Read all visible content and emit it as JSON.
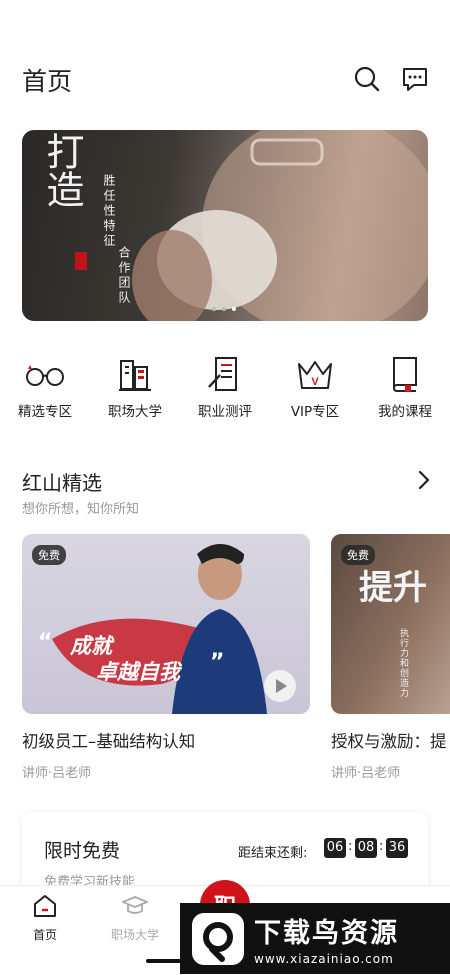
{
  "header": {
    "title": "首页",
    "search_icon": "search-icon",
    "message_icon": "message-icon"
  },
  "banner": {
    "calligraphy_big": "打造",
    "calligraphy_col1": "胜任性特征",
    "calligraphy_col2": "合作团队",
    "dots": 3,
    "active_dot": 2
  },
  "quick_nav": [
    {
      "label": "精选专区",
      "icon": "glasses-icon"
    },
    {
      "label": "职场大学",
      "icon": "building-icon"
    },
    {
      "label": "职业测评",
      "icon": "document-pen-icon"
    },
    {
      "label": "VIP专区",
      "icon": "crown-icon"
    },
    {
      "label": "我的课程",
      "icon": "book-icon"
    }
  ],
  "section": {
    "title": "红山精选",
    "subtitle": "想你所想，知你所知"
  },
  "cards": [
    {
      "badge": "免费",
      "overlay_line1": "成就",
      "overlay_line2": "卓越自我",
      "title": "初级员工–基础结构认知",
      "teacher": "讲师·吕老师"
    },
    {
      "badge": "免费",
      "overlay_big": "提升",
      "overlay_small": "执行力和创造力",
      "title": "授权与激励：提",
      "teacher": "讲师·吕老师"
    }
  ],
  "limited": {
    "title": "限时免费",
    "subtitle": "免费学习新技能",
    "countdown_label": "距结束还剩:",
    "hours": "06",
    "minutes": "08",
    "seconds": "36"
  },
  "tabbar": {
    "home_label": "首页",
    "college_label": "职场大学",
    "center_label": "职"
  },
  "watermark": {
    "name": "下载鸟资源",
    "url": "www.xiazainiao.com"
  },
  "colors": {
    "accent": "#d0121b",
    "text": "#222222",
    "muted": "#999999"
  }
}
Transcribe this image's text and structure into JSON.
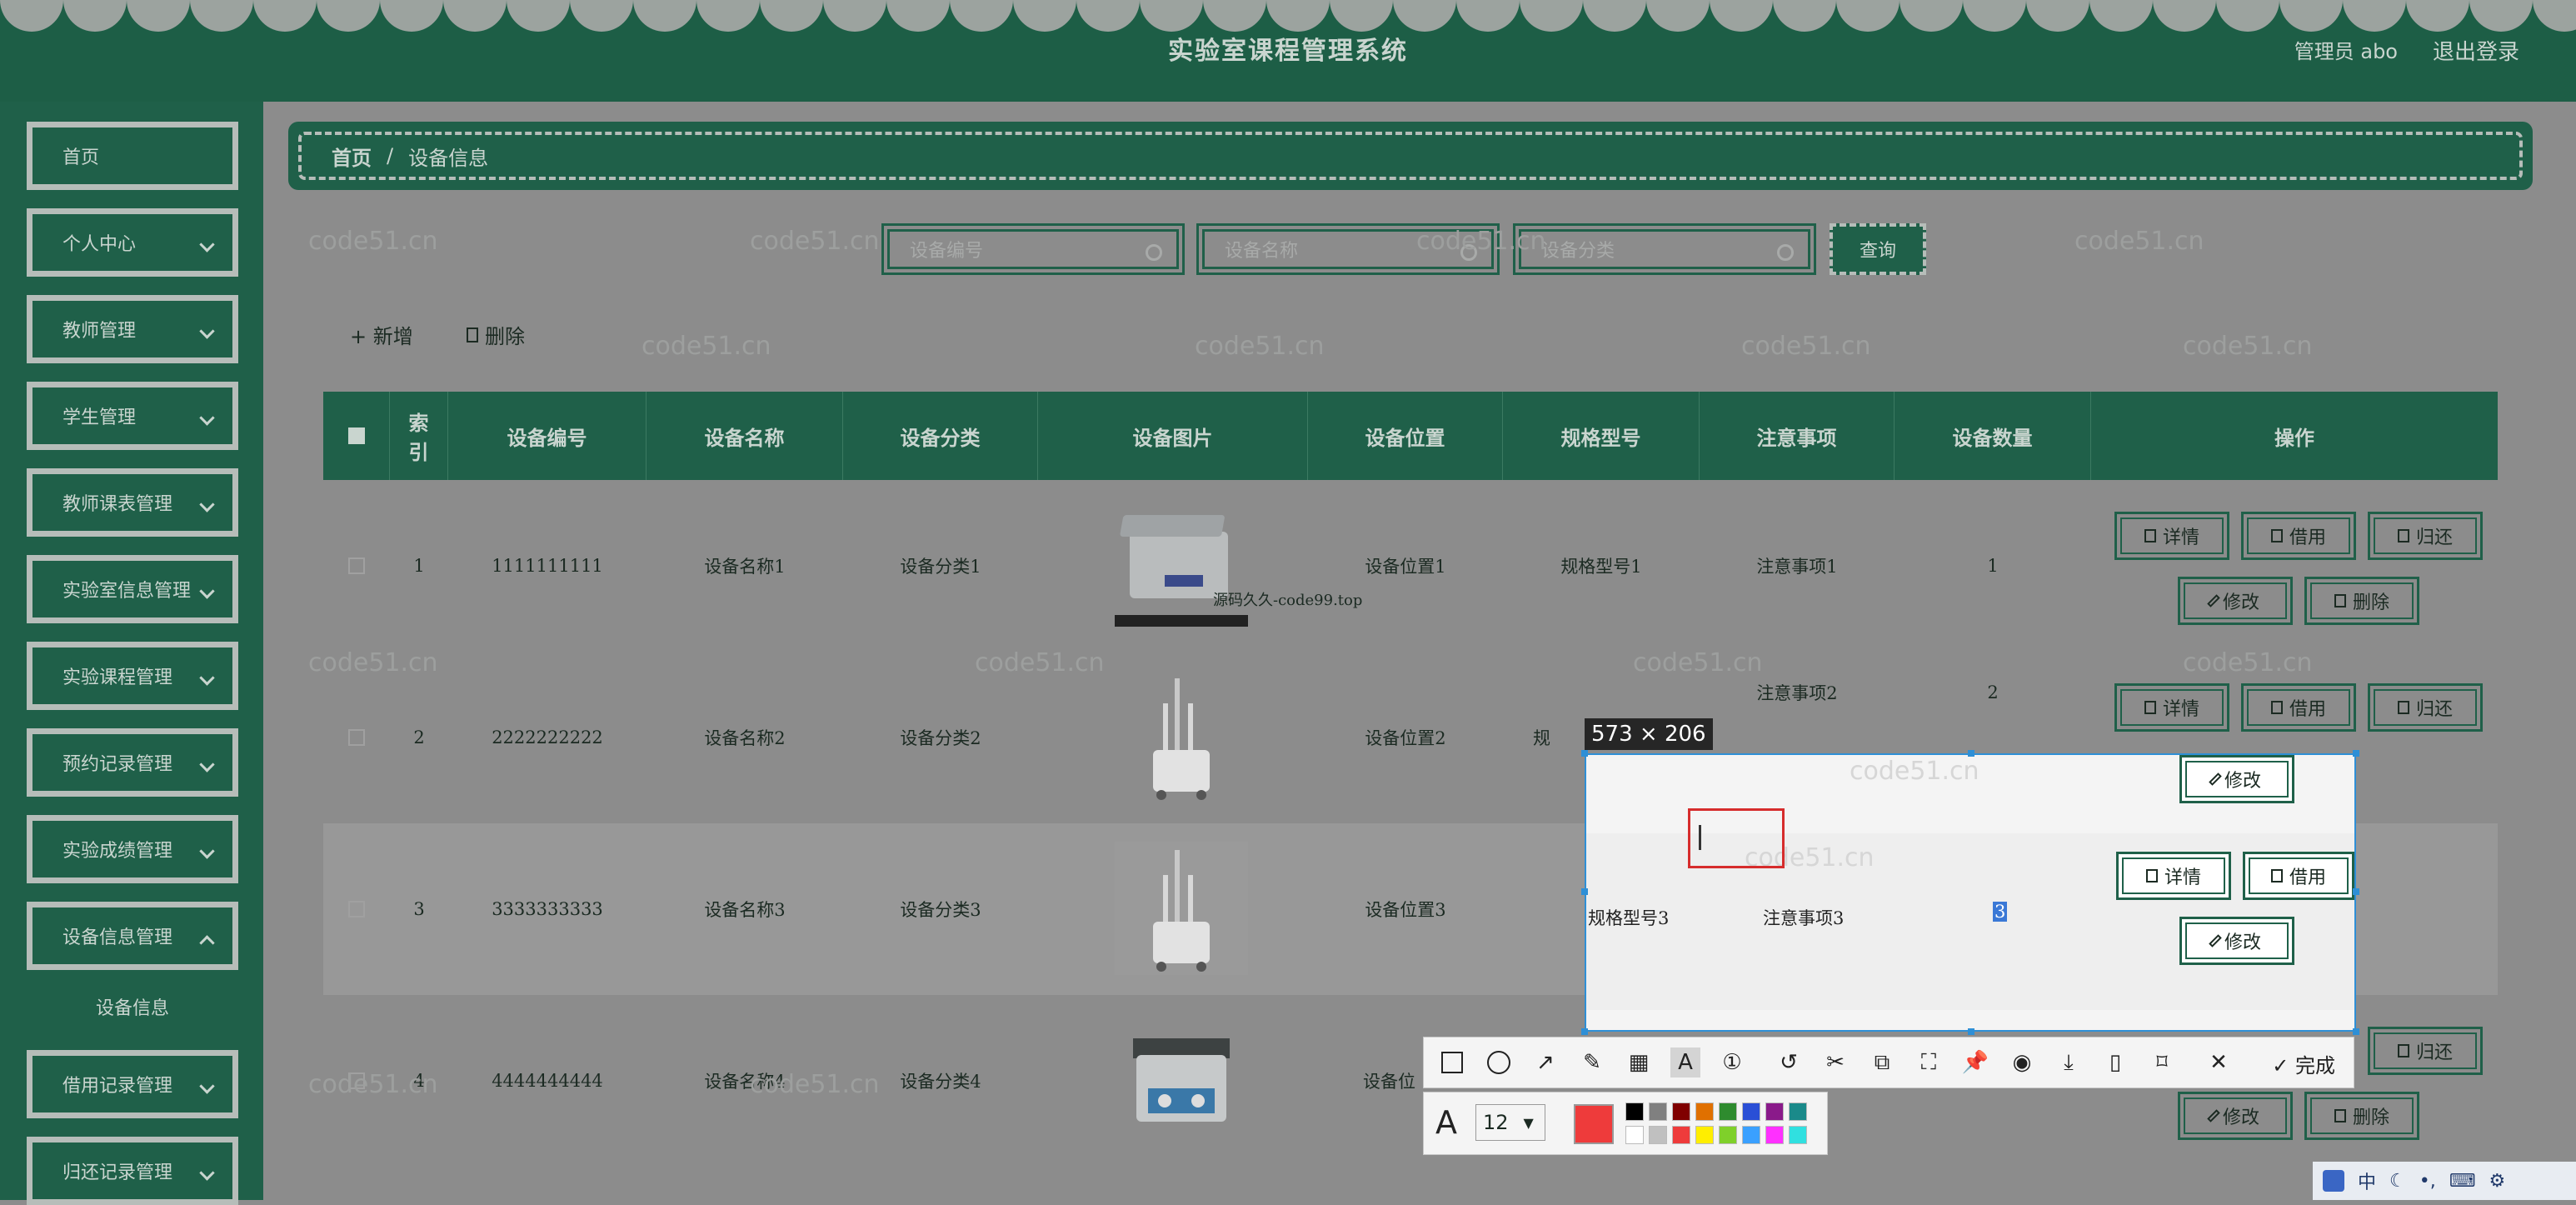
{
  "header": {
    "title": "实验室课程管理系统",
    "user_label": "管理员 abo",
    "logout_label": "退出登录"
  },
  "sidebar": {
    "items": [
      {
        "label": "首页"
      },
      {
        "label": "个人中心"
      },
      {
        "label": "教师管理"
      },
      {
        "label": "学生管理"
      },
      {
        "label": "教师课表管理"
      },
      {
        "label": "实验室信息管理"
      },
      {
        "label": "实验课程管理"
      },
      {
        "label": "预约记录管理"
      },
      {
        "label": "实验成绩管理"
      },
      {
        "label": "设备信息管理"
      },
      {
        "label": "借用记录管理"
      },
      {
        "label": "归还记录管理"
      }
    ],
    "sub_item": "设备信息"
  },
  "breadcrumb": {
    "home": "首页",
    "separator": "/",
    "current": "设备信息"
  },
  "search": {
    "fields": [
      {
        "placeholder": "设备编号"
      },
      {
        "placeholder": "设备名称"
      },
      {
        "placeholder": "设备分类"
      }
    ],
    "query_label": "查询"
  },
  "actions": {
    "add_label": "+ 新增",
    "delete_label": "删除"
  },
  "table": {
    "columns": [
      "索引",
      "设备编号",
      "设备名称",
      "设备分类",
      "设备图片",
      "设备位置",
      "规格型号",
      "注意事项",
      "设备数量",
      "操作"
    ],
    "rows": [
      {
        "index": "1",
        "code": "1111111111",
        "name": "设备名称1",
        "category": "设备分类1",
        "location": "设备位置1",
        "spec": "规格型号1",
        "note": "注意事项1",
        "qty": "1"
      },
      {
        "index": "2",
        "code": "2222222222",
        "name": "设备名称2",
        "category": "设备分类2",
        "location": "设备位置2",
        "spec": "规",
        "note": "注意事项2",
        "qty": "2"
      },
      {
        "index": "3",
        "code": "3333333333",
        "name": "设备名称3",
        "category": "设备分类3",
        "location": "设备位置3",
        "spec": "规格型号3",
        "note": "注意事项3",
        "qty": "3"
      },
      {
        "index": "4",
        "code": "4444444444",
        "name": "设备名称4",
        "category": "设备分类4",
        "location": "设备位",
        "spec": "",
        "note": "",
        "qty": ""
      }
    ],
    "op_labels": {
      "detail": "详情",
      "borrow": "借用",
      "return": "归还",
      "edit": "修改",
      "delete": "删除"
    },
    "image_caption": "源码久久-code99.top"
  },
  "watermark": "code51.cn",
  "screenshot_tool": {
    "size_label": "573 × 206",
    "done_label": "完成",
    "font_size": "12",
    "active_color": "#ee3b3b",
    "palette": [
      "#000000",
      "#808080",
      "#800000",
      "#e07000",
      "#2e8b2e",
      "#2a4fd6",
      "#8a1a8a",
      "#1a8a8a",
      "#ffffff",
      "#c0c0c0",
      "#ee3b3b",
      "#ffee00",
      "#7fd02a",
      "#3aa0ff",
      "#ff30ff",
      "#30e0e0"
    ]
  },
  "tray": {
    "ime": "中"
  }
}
○ ○ ○ ○ ○
Aim: Select every line of the material above holding the word "category" and copy it.

Finished exercise:
        "category": "设备分类1",
        "category": "设备分类2",
        "category": "设备分类3",
        "category": "设备分类4",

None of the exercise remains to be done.